§ WHAT THIS TASK INVOLVES
Drop all images and give the records again exactly.

===== EXTRACTED MATERIAL

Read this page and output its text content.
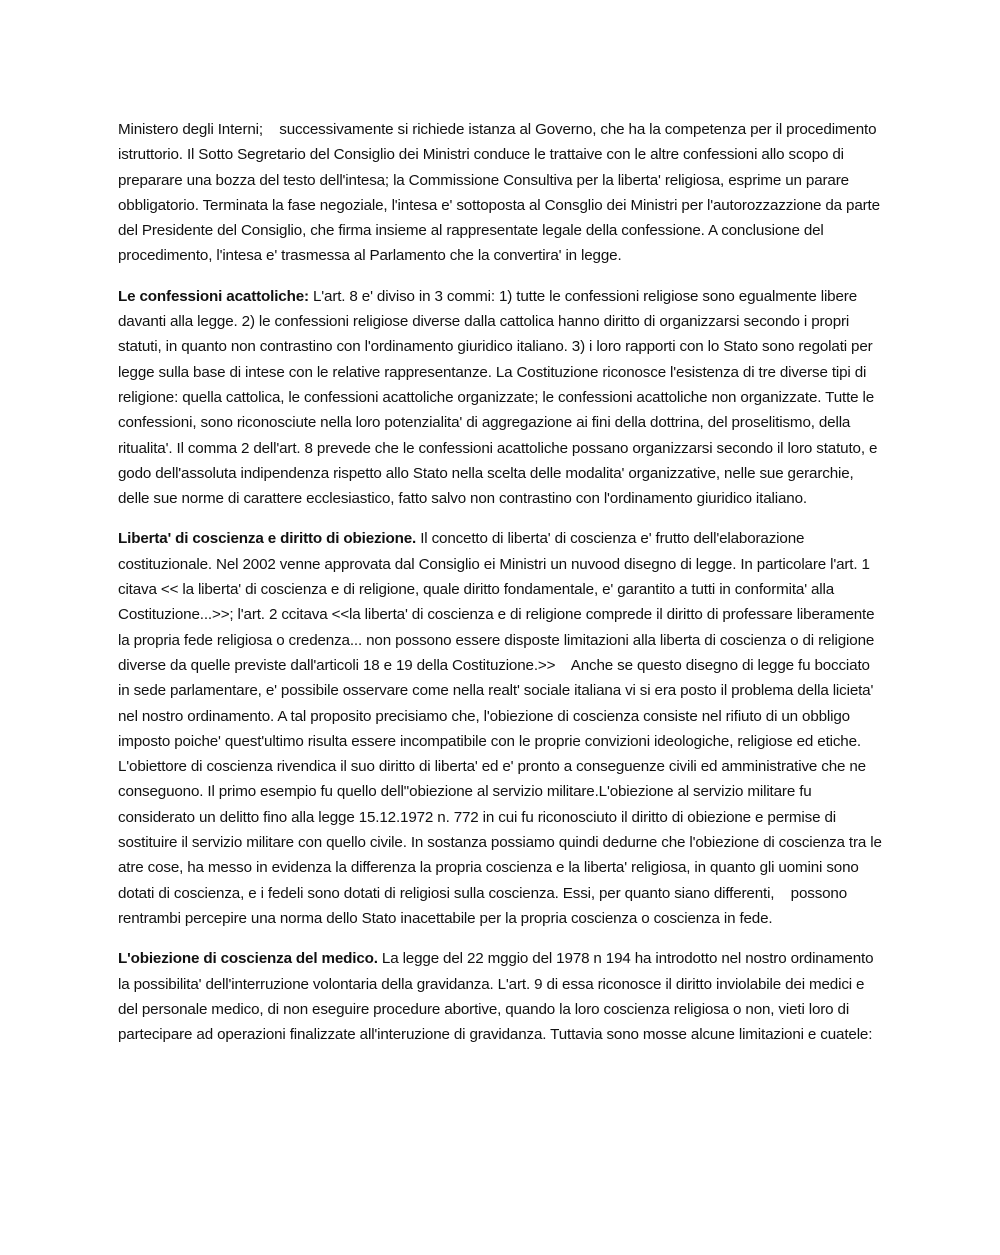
Ministero degli Interni;    successivamente si richiede istanza al Governo, che ha la competenza per il procedimento istruttorio. Il Sotto Segretario del Consiglio dei Ministri conduce le trattaive con le altre confessioni allo scopo di preparare una bozza del testo dell'intesa; la Commissione Consultiva per la liberta' religiosa, esprime un parare obbligatorio. Terminata la fase negoziale, l'intesa e' sottoposta al Consglio dei Ministri per l'autorozzazzione da parte del Presidente del Consiglio, che firma insieme al rappresentate legale della confessione. A conclusione del procedimento, l'intesa e' trasmessa al Parlamento che la convertira' in legge.

Le confessioni acattoliche: L'art. 8 e' diviso in 3 commi: 1) tutte le confessioni religiose sono egualmente libere davanti alla legge. 2) le confessioni religiose diverse dalla cattolica hanno diritto di organizzarsi secondo i propri statuti, in quanto non contrastino con l'ordinamento giuridico italiano. 3) i loro rapporti con lo Stato sono regolati per legge sulla base di intese con le relative rappresentanze. La Costituzione riconosce l'esistenza di tre diverse tipi di religione: quella cattolica, le confessioni acattoliche organizzate; le confessioni acattoliche non organizzate. Tutte le confessioni, sono riconosciute nella loro potenzialita' di aggregazione ai fini della dottrina, del proselitismo, della ritualita'. Il comma 2 dell'art. 8 prevede che le confessioni acattoliche possano organizzarsi secondo il loro statuto, e godo dell'assoluta indipendenza rispetto allo Stato nella scelta delle modalita' organizzative, nelle sue gerarchie, delle sue norme di carattere ecclesiastico, fatto salvo non contrastino con l'ordinamento giuridico italiano.

Liberta' di coscienza e diritto di obiezione. Il concetto di liberta' di coscienza e' frutto dell'elaborazione costituzionale. Nel 2002 venne approvata dal Consiglio ei Ministri un nuvood disegno di legge. In particolare l'art. 1 citava << la liberta' di coscienza e di religione, quale diritto fondamentale, e' garantito a tutti in conformita' alla Costituzione...>>; l'art. 2 ccitava <<la liberta' di coscienza e di religione comprede il diritto di professare liberamente la propria fede religiosa o credenza... non possono essere disposte limitazioni alla liberta di coscienza o di religione diverse da quelle previste dall'articoli 18 e 19 della Costituzione.>>    Anche se questo disegno di legge fu bocciato in sede parlamentare, e' possibile osservare come nella realt' sociale italiana vi si era posto il problema della licieta' nel nostro ordinamento. A tal proposito precisiamo che, l'obiezione di coscienza consiste nel rifiuto di un obbligo imposto poiche' quest'ultimo risulta essere incompatibile con le proprie convizioni ideologiche, religiose ed etiche. L'obiettore di coscienza rivendica il suo diritto di liberta' ed e' pronto a conseguenze civili ed amministrative che ne conseguono. Il primo esempio fu quello dell''obiezione al servizio militare.L'obiezione al servizio militare fu considerato un delitto fino alla legge 15.12.1972 n. 772 in cui fu riconosciuto il diritto di obiezione e permise di sostituire il servizio militare con quello civile. In sostanza possiamo quindi dedurne che l'obiezione di coscienza tra le atre cose, ha messo in evidenza la differenza la propria coscienza e la liberta' religiosa, in quanto gli uomini sono dotati di coscienza, e i fedeli sono dotati di religiosi sulla coscienza. Essi, per quanto siano differenti,    possono rentrambi percepire una norma dello Stato inacettabile per la propria coscienza o coscienza in fede.

L'obiezione di coscienza del medico. La legge del 22 mggio del 1978 n 194 ha introdotto nel nostro ordinamento la possibilita' dell'interruzione volontaria della gravidanza. L'art. 9 di essa riconosce il diritto inviolabile dei medici e del personale medico, di non eseguire procedure abortive, quando la loro coscienza religiosa o non, vieti loro di partecipare ad operazioni finalizzate all'interuzione di gravidanza. Tuttavia sono mosse alcune limitazioni e cuatele:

==========

§ THE RESULT
Read this page and output its text content.
Ministero degli Interni;    successivamente si richiede istanza al Governo, che ha la competenza per il procedimento istruttorio. Il Sotto Segretario del Consiglio dei Ministri conduce le trattaive con le altre confessioni allo scopo di preparare una bozza del testo dell'intesa; la Commissione Consultiva per la liberta' religiosa, esprime un parare obbligatorio. Terminata la fase negoziale, l'intesa e' sottoposta al Consglio dei Ministri per l'autorozzazzione da parte del Presidente del Consiglio, che firma insieme al rappresentate legale della confessione. A conclusione del procedimento, l'intesa e' trasmessa al Parlamento che la convertira' in legge.

Le confessioni acattoliche: L'art. 8 e' diviso in 3 commi: 1) tutte le confessioni religiose sono egualmente libere davanti alla legge. 2) le confessioni religiose diverse dalla cattolica hanno diritto di organizzarsi secondo i propri statuti, in quanto non contrastino con l'ordinamento giuridico italiano. 3) i loro rapporti con lo Stato sono regolati per legge sulla base di intese con le relative rappresentanze. La Costituzione riconosce l'esistenza di tre diverse tipi di religione: quella cattolica, le confessioni acattoliche organizzate; le confessioni acattoliche non organizzate. Tutte le confessioni, sono riconosciute nella loro potenzialita' di aggregazione ai fini della dottrina, del proselitismo, della ritualita'. Il comma 2 dell'art. 8 prevede che le confessioni acattoliche possano organizzarsi secondo il loro statuto, e godo dell'assoluta indipendenza rispetto allo Stato nella scelta delle modalita' organizzative, nelle sue gerarchie, delle sue norme di carattere ecclesiastico, fatto salvo non contrastino con l'ordinamento giuridico italiano.

Liberta' di coscienza e diritto di obiezione. Il concetto di liberta' di coscienza e' frutto dell'elaborazione costituzionale. Nel 2002 venne approvata dal Consiglio ei Ministri un nuvood disegno di legge. In particolare l'art. 1 citava << la liberta' di coscienza e di religione, quale diritto fondamentale, e' garantito a tutti in conformita' alla Costituzione...>>; l'art. 2 ccitava <<la liberta' di coscienza e di religione comprede il diritto di professare liberamente la propria fede religiosa o credenza... non possono essere disposte limitazioni alla liberta di coscienza o di religione diverse da quelle previste dall'articoli 18 e 19 della Costituzione.>>    Anche se questo disegno di legge fu bocciato in sede parlamentare, e' possibile osservare come nella realt' sociale italiana vi si era posto il problema della licieta' nel nostro ordinamento. A tal proposito precisiamo che, l'obiezione di coscienza consiste nel rifiuto di un obbligo imposto poiche' quest'ultimo risulta essere incompatibile con le proprie convizioni ideologiche, religiose ed etiche. L'obiettore di coscienza rivendica il suo diritto di liberta' ed e' pronto a conseguenze civili ed amministrative che ne conseguono. Il primo esempio fu quello dell''obiezione al servizio militare.L'obiezione al servizio militare fu considerato un delitto fino alla legge 15.12.1972 n. 772 in cui fu riconosciuto il diritto di obiezione e permise di sostituire il servizio militare con quello civile. In sostanza possiamo quindi dedurne che l'obiezione di coscienza tra le atre cose, ha messo in evidenza la differenza la propria coscienza e la liberta' religiosa, in quanto gli uomini sono dotati di coscienza, e i fedeli sono dotati di religiosi sulla coscienza. Essi, per quanto siano differenti,    possono rentrambi percepire una norma dello Stato inacettabile per la propria coscienza o coscienza in fede.

L'obiezione di coscienza del medico. La legge del 22 mggio del 1978 n 194 ha introdotto nel nostro ordinamento la possibilita' dell'interruzione volontaria della gravidanza. L'art. 9 di essa riconosce il diritto inviolabile dei medici e del personale medico, di non eseguire procedure abortive, quando la loro coscienza religiosa o non, vieti loro di partecipare ad operazioni finalizzate all'interuzione di gravidanza. Tuttavia sono mosse alcune limitazioni e cuatele:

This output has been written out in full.